What the task asks:
Only the pictures are left out: repeat the rest of the entries exactly.

Provided data:
○ ○ ○ ○ ○ ○ ○
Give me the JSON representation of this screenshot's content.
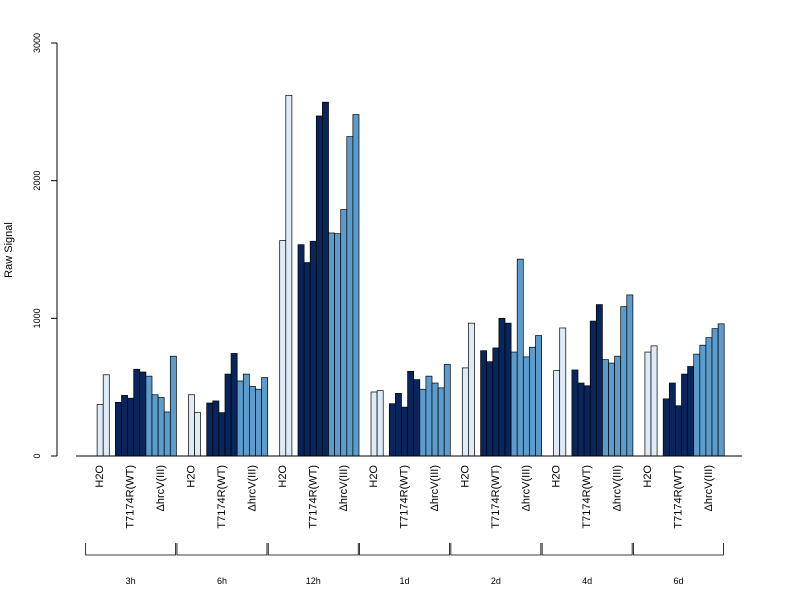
{
  "chart_data": {
    "type": "bar",
    "ylabel": "Raw Signal",
    "xlabel": "",
    "ylim": [
      0,
      3000
    ],
    "yticks": [
      0,
      1000,
      2000,
      3000
    ],
    "colors": {
      "H2O": "#deebf7",
      "T7174R(WT)": "#08265c",
      "ΔhrcV(III)": "#5b9ccc"
    },
    "timepoints": [
      {
        "label": "3h",
        "groups": [
          {
            "condition": "H2O",
            "values": [
              0,
              375,
              590
            ]
          },
          {
            "condition": "T7174R(WT)",
            "values": [
              390,
              440,
              420,
              630,
              610
            ]
          },
          {
            "condition": "ΔhrcV(III)",
            "values": [
              580,
              445,
              425,
              320,
              725
            ]
          }
        ]
      },
      {
        "label": "6h",
        "groups": [
          {
            "condition": "H2O",
            "values": [
              0,
              445,
              315
            ]
          },
          {
            "condition": "T7174R(WT)",
            "values": [
              385,
              400,
              315,
              595,
              745
            ]
          },
          {
            "condition": "ΔhrcV(III)",
            "values": [
              545,
              595,
              505,
              485,
              570
            ]
          }
        ]
      },
      {
        "label": "12h",
        "groups": [
          {
            "condition": "H2O",
            "values": [
              0,
              1565,
              2620
            ]
          },
          {
            "condition": "T7174R(WT)",
            "values": [
              1535,
              1405,
              1560,
              2470,
              2570
            ]
          },
          {
            "condition": "ΔhrcV(III)",
            "values": [
              1620,
              1615,
              1790,
              2320,
              2480
            ]
          }
        ]
      },
      {
        "label": "1d",
        "groups": [
          {
            "condition": "H2O",
            "values": [
              0,
              465,
              475
            ]
          },
          {
            "condition": "T7174R(WT)",
            "values": [
              380,
              455,
              355,
              615,
              555
            ]
          },
          {
            "condition": "ΔhrcV(III)",
            "values": [
              485,
              580,
              530,
              495,
              665
            ]
          }
        ]
      },
      {
        "label": "2d",
        "groups": [
          {
            "condition": "H2O",
            "values": [
              0,
              640,
              965
            ]
          },
          {
            "condition": "T7174R(WT)",
            "values": [
              765,
              685,
              785,
              1000,
              965
            ]
          },
          {
            "condition": "ΔhrcV(III)",
            "values": [
              755,
              1430,
              720,
              790,
              875
            ]
          }
        ]
      },
      {
        "label": "4d",
        "groups": [
          {
            "condition": "H2O",
            "values": [
              0,
              620,
              930
            ]
          },
          {
            "condition": "T7174R(WT)",
            "values": [
              625,
              530,
              510,
              980,
              1100
            ]
          },
          {
            "condition": "ΔhrcV(III)",
            "values": [
              700,
              675,
              725,
              1085,
              1170
            ]
          }
        ]
      },
      {
        "label": "6d",
        "groups": [
          {
            "condition": "H2O",
            "values": [
              0,
              755,
              800
            ]
          },
          {
            "condition": "T7174R(WT)",
            "values": [
              415,
              530,
              365,
              595,
              650
            ]
          },
          {
            "condition": "ΔhrcV(III)",
            "values": [
              740,
              805,
              860,
              925,
              960
            ]
          }
        ]
      }
    ],
    "grid": false,
    "legend": "none"
  }
}
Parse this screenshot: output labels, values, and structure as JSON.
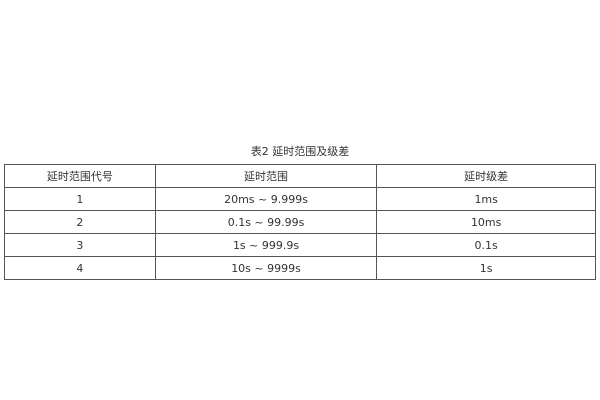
{
  "caption": "表2  延时范围及级差",
  "table": {
    "headers": [
      "延时范围代号",
      "延时范围",
      "延时级差"
    ],
    "rows": [
      [
        "1",
        "20ms ~ 9.999s",
        "1ms"
      ],
      [
        "2",
        "0.1s ~ 99.99s",
        "10ms"
      ],
      [
        "3",
        "1s ~ 999.9s",
        "0.1s"
      ],
      [
        "4",
        "10s ~ 9999s",
        "1s"
      ]
    ]
  }
}
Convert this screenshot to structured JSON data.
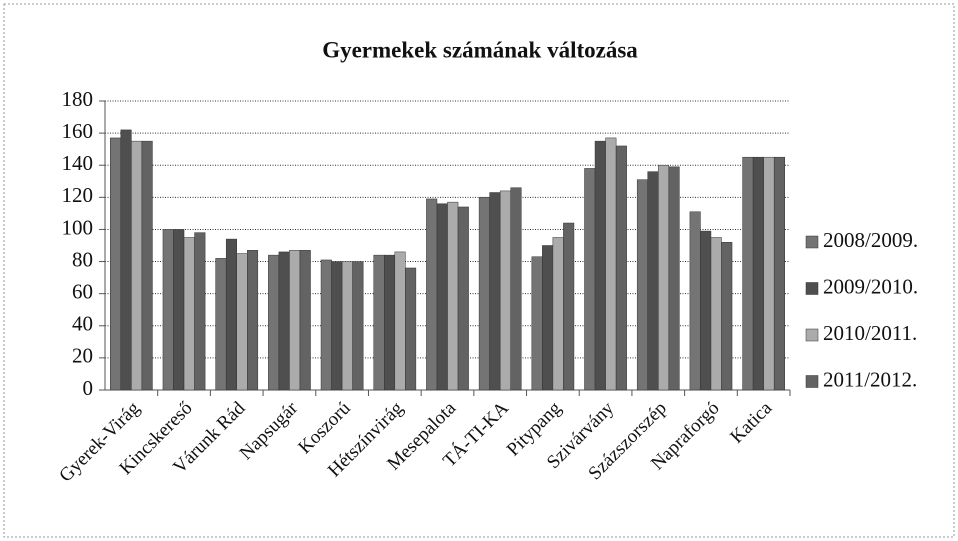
{
  "chart_data": {
    "type": "bar",
    "title": "Gyermekek számának változása",
    "categories": [
      "Gyerek-Virág",
      "Kincskereső",
      "Várunk Rád",
      "Napsugár",
      "Koszorú",
      "Hétszínvirág",
      "Mesepalota",
      "TÁ-TI-KA",
      "Pitypang",
      "Szivárvány",
      "Százszorszép",
      "Napraforgó",
      "Katica"
    ],
    "series": [
      {
        "name": "2008/2009.",
        "color": "#747474",
        "values": [
          157,
          100,
          82,
          84,
          81,
          84,
          119,
          120,
          83,
          138,
          131,
          111,
          145
        ]
      },
      {
        "name": "2009/2010.",
        "color": "#4f4f4f",
        "values": [
          162,
          100,
          94,
          86,
          80,
          84,
          116,
          123,
          90,
          155,
          136,
          99,
          145
        ]
      },
      {
        "name": "2010/2011.",
        "color": "#ababab",
        "values": [
          155,
          95,
          85,
          87,
          80,
          86,
          117,
          124,
          95,
          157,
          140,
          95,
          145
        ]
      },
      {
        "name": "2011/2012.",
        "color": "#636363",
        "values": [
          155,
          98,
          87,
          87,
          80,
          76,
          114,
          126,
          104,
          152,
          139,
          92,
          145
        ]
      }
    ],
    "ylim": [
      0,
      180
    ],
    "yticks": [
      0,
      20,
      40,
      60,
      80,
      100,
      120,
      140,
      160,
      180
    ],
    "grid": true,
    "legend": "right"
  }
}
○ ○ ○ ○ ○ ○ ○
Output below:
Give me the JSON representation of this screenshot's content.
{
  "chart_data": {
    "type": "bar",
    "ylabel": "Raw Signal",
    "xlabel": "",
    "ylim": [
      0,
      3000
    ],
    "yticks": [
      0,
      1000,
      2000,
      3000
    ],
    "colors": {
      "H2O": "#deebf7",
      "T7174R(WT)": "#08265c",
      "ΔhrcV(III)": "#5b9ccc"
    },
    "timepoints": [
      {
        "label": "3h",
        "groups": [
          {
            "condition": "H2O",
            "values": [
              0,
              375,
              590
            ]
          },
          {
            "condition": "T7174R(WT)",
            "values": [
              390,
              440,
              420,
              630,
              610
            ]
          },
          {
            "condition": "ΔhrcV(III)",
            "values": [
              580,
              445,
              425,
              320,
              725
            ]
          }
        ]
      },
      {
        "label": "6h",
        "groups": [
          {
            "condition": "H2O",
            "values": [
              0,
              445,
              315
            ]
          },
          {
            "condition": "T7174R(WT)",
            "values": [
              385,
              400,
              315,
              595,
              745
            ]
          },
          {
            "condition": "ΔhrcV(III)",
            "values": [
              545,
              595,
              505,
              485,
              570
            ]
          }
        ]
      },
      {
        "label": "12h",
        "groups": [
          {
            "condition": "H2O",
            "values": [
              0,
              1565,
              2620
            ]
          },
          {
            "condition": "T7174R(WT)",
            "values": [
              1535,
              1405,
              1560,
              2470,
              2570
            ]
          },
          {
            "condition": "ΔhrcV(III)",
            "values": [
              1620,
              1615,
              1790,
              2320,
              2480
            ]
          }
        ]
      },
      {
        "label": "1d",
        "groups": [
          {
            "condition": "H2O",
            "values": [
              0,
              465,
              475
            ]
          },
          {
            "condition": "T7174R(WT)",
            "values": [
              380,
              455,
              355,
              615,
              555
            ]
          },
          {
            "condition": "ΔhrcV(III)",
            "values": [
              485,
              580,
              530,
              495,
              665
            ]
          }
        ]
      },
      {
        "label": "2d",
        "groups": [
          {
            "condition": "H2O",
            "values": [
              0,
              640,
              965
            ]
          },
          {
            "condition": "T7174R(WT)",
            "values": [
              765,
              685,
              785,
              1000,
              965
            ]
          },
          {
            "condition": "ΔhrcV(III)",
            "values": [
              755,
              1430,
              720,
              790,
              875
            ]
          }
        ]
      },
      {
        "label": "4d",
        "groups": [
          {
            "condition": "H2O",
            "values": [
              0,
              620,
              930
            ]
          },
          {
            "condition": "T7174R(WT)",
            "values": [
              625,
              530,
              510,
              980,
              1100
            ]
          },
          {
            "condition": "ΔhrcV(III)",
            "values": [
              700,
              675,
              725,
              1085,
              1170
            ]
          }
        ]
      },
      {
        "label": "6d",
        "groups": [
          {
            "condition": "H2O",
            "values": [
              0,
              755,
              800
            ]
          },
          {
            "condition": "T7174R(WT)",
            "values": [
              415,
              530,
              365,
              595,
              650
            ]
          },
          {
            "condition": "ΔhrcV(III)",
            "values": [
              740,
              805,
              860,
              925,
              960
            ]
          }
        ]
      }
    ],
    "grid": false,
    "legend": "none"
  }
}
Parse this screenshot: output labels, values, and structure as JSON.
{
  "caption": "表2  延时范围及级差",
  "table": {
    "headers": [
      "延时范围代号",
      "延时范围",
      "延时级差"
    ],
    "rows": [
      [
        "1",
        "20ms ~ 9.999s",
        "1ms"
      ],
      [
        "2",
        "0.1s ~ 99.99s",
        "10ms"
      ],
      [
        "3",
        "1s ~ 999.9s",
        "0.1s"
      ],
      [
        "4",
        "10s ~ 9999s",
        "1s"
      ]
    ]
  }
}
Convert this screenshot to structured JSON data.
{
  "chart_data": {
    "type": "bar",
    "title": "Gyermekek számának változása",
    "categories": [
      "Gyerek-Virág",
      "Kincskereső",
      "Várunk Rád",
      "Napsugár",
      "Koszorú",
      "Hétszínvirág",
      "Mesepalota",
      "TÁ-TI-KA",
      "Pitypang",
      "Szivárvány",
      "Százszorszép",
      "Napraforgó",
      "Katica"
    ],
    "series": [
      {
        "name": "2008/2009.",
        "color": "#747474",
        "values": [
          157,
          100,
          82,
          84,
          81,
          84,
          119,
          120,
          83,
          138,
          131,
          111,
          145
        ]
      },
      {
        "name": "2009/2010.",
        "color": "#4f4f4f",
        "values": [
          162,
          100,
          94,
          86,
          80,
          84,
          116,
          123,
          90,
          155,
          136,
          99,
          145
        ]
      },
      {
        "name": "2010/2011.",
        "color": "#ababab",
        "values": [
          155,
          95,
          85,
          87,
          80,
          86,
          117,
          124,
          95,
          157,
          140,
          95,
          145
        ]
      },
      {
        "name": "2011/2012.",
        "color": "#636363",
        "values": [
          155,
          98,
          87,
          87,
          80,
          76,
          114,
          126,
          104,
          152,
          139,
          92,
          145
        ]
      }
    ],
    "ylim": [
      0,
      180
    ],
    "yticks": [
      0,
      20,
      40,
      60,
      80,
      100,
      120,
      140,
      160,
      180
    ],
    "grid": true,
    "legend": "right"
  }
}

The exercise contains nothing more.